Exercise instructions>
Quote every entry word for word.

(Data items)
══════
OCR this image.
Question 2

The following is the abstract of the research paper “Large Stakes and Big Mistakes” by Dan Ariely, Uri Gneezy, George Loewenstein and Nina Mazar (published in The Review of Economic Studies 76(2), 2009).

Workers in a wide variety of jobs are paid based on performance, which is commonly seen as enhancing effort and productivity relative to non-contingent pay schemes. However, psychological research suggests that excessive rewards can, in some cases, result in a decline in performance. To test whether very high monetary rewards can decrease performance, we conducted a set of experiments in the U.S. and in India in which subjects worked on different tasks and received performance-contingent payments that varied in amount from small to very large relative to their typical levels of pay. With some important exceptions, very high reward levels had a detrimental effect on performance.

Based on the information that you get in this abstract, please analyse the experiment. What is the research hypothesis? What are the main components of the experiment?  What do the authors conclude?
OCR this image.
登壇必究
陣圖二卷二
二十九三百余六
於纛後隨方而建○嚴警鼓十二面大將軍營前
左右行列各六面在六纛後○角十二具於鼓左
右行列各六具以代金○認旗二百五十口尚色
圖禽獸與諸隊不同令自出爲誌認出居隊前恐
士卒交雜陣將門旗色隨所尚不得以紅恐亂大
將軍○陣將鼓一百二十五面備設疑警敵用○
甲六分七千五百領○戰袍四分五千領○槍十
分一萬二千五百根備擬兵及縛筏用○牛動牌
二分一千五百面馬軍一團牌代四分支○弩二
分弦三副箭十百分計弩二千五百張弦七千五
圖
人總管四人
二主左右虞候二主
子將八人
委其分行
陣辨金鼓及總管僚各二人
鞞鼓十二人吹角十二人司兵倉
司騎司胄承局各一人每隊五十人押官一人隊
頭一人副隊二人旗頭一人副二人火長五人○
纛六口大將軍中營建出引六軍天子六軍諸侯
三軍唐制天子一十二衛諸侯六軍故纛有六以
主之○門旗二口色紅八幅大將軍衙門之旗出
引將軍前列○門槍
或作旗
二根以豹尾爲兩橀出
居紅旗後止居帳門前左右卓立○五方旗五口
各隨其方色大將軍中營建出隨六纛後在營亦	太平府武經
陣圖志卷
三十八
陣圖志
══════
Result of this task>
OCR this image.
Question 2

The following is the abstract of the research paper “Large Stakes and Big Mistakes” by Dan Ariely, Uri Gneezy, George Loewenstein and Nina Mazar (published in The Review of Economic Studies 76(2), 2009).

Workers in a wide variety of jobs are paid based on performance, which is commonly seen as enhancing effort and productivity relative to non-contingent pay schemes. However, psychological research suggests that excessive rewards can, in some cases, result in a decline in performance. To test whether very high monetary rewards can decrease performance, we conducted a set of experiments in the U.S. and in India in which subjects worked on different tasks and received performance-contingent payments that varied in amount from small to very large relative to their typical levels of pay. With some important exceptions, very high reward levels had a detrimental effect on performance.

Based on the information that you get in this abstract, please analyse the experiment. What is the research hypothesis? What are the main components of the experiment?  What do the authors conclude?
OCR this image.
登壇必究
陣圖二卷二
二十九三百余六
於纛後隨方而建○嚴警鼓十二面大將軍營前
左右行列各六面在六纛後○角十二具於鼓左
右行列各六具以代金○認旗二百五十口尚色
圖禽獸與諸隊不同令自出爲誌認出居隊前恐
士卒交雜陣將門旗色隨所尚不得以紅恐亂大
將軍○陣將鼓一百二十五面備設疑警敵用○
甲六分七千五百領○戰袍四分五千領○槍十
分一萬二千五百根備擬兵及縛筏用○牛動牌
二分一千五百面馬軍一團牌代四分支○弩二
分弦三副箭十百分計弩二千五百張弦七千五
圖
人總管四人
二主左右虞候二主
子將八人
委其分行
陣辨金鼓及總管僚各二人
鞞鼓十二人吹角十二人司兵倉
司騎司胄承局各一人每隊五十人押官一人隊
頭一人副隊二人旗頭一人副二人火長五人○
纛六口大將軍中營建出引六軍天子六軍諸侯
三軍唐制天子一十二衛諸侯六軍故纛有六以
主之○門旗二口色紅八幅大將軍衙門之旗出
引將軍前列○門槍
或作旗
二根以豹尾爲兩橀出
居紅旗後止居帳門前左右卓立○五方旗五口
各隨其方色大將軍中營建出隨六纛後在營亦	太平府武經
陣圖志卷
三十八
陣圖志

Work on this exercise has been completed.